**Directions**
Retype all the records with nothing changed.

**Material for the task**
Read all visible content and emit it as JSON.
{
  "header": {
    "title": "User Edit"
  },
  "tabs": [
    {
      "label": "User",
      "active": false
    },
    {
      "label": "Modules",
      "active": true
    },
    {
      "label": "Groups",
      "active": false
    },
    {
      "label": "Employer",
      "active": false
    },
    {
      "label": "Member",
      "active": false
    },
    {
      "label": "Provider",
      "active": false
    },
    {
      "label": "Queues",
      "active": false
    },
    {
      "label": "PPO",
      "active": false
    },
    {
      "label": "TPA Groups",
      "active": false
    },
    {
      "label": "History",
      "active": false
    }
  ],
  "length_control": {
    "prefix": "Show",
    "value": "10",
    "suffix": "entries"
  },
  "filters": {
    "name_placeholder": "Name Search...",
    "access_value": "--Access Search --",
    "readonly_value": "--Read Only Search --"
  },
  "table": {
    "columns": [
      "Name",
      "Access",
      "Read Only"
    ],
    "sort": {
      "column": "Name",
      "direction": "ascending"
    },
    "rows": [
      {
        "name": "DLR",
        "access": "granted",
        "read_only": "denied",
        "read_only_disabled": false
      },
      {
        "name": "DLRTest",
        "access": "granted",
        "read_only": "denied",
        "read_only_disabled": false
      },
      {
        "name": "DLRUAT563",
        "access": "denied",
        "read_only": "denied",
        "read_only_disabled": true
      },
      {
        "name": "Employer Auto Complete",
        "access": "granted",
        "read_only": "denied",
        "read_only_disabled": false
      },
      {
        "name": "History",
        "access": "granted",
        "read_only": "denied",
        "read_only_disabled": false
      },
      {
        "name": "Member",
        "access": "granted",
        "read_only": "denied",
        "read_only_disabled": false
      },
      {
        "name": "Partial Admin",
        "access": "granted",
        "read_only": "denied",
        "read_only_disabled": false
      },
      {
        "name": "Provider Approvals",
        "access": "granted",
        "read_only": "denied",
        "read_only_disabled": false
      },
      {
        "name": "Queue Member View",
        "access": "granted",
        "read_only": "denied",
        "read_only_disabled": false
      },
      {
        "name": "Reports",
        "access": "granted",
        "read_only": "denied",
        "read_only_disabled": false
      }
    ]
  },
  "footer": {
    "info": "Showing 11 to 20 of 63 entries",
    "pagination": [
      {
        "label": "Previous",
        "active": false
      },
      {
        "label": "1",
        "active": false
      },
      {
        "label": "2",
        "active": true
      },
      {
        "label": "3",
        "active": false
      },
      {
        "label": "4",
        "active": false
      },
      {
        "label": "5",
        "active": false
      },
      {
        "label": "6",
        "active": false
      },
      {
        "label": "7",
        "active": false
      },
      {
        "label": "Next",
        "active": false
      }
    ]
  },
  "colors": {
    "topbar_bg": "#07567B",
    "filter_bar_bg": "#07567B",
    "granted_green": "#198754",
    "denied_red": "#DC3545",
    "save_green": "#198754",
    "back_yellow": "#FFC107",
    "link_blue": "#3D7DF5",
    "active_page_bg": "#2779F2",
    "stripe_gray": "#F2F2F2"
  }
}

**Complete output**
Read all visible content and emit it as JSON.
{
  "header": {
    "title": "User Edit"
  },
  "tabs": [
    {
      "label": "User",
      "active": false
    },
    {
      "label": "Modules",
      "active": true
    },
    {
      "label": "Groups",
      "active": false
    },
    {
      "label": "Employer",
      "active": false
    },
    {
      "label": "Member",
      "active": false
    },
    {
      "label": "Provider",
      "active": false
    },
    {
      "label": "Queues",
      "active": false
    },
    {
      "label": "PPO",
      "active": false
    },
    {
      "label": "TPA Groups",
      "active": false
    },
    {
      "label": "History",
      "active": false
    }
  ],
  "length_control": {
    "prefix": "Show",
    "value": "10",
    "suffix": "entries"
  },
  "filters": {
    "name_placeholder": "Name Search...",
    "access_value": "--Access Search --",
    "readonly_value": "--Read Only Search --"
  },
  "table": {
    "columns": [
      "Name",
      "Access",
      "Read Only"
    ],
    "sort": {
      "column": "Name",
      "direction": "ascending"
    },
    "rows": [
      {
        "name": "DLR",
        "access": "granted",
        "read_only": "denied",
        "read_only_disabled": false
      },
      {
        "name": "DLRTest",
        "access": "granted",
        "read_only": "denied",
        "read_only_disabled": false
      },
      {
        "name": "DLRUAT563",
        "access": "denied",
        "read_only": "denied",
        "read_only_disabled": true
      },
      {
        "name": "Employer Auto Complete",
        "access": "granted",
        "read_only": "denied",
        "read_only_disabled": false
      },
      {
        "name": "History",
        "access": "granted",
        "read_only": "denied",
        "read_only_disabled": false
      },
      {
        "name": "Member",
        "access": "granted",
        "read_only": "denied",
        "read_only_disabled": false
      },
      {
        "name": "Partial Admin",
        "access": "granted",
        "read_only": "denied",
        "read_only_disabled": false
      },
      {
        "name": "Provider Approvals",
        "access": "granted",
        "read_only": "denied",
        "read_only_disabled": false
      },
      {
        "name": "Queue Member View",
        "access": "granted",
        "read_only": "denied",
        "read_only_disabled": false
      },
      {
        "name": "Reports",
        "access": "granted",
        "read_only": "denied",
        "read_only_disabled": false
      }
    ]
  },
  "footer": {
    "info": "Showing 11 to 20 of 63 entries",
    "pagination": [
      {
        "label": "Previous",
        "active": false
      },
      {
        "label": "1",
        "active": false
      },
      {
        "label": "2",
        "active": true
      },
      {
        "label": "3",
        "active": false
      },
      {
        "label": "4",
        "active": false
      },
      {
        "label": "5",
        "active": false
      },
      {
        "label": "6",
        "active": false
      },
      {
        "label": "7",
        "active": false
      },
      {
        "label": "Next",
        "active": false
      }
    ]
  },
  "colors": {
    "topbar_bg": "#07567B",
    "filter_bar_bg": "#07567B",
    "granted_green": "#198754",
    "denied_red": "#DC3545",
    "save_green": "#198754",
    "back_yellow": "#FFC107",
    "link_blue": "#3D7DF5",
    "active_page_bg": "#2779F2",
    "stripe_gray": "#F2F2F2"
  }
}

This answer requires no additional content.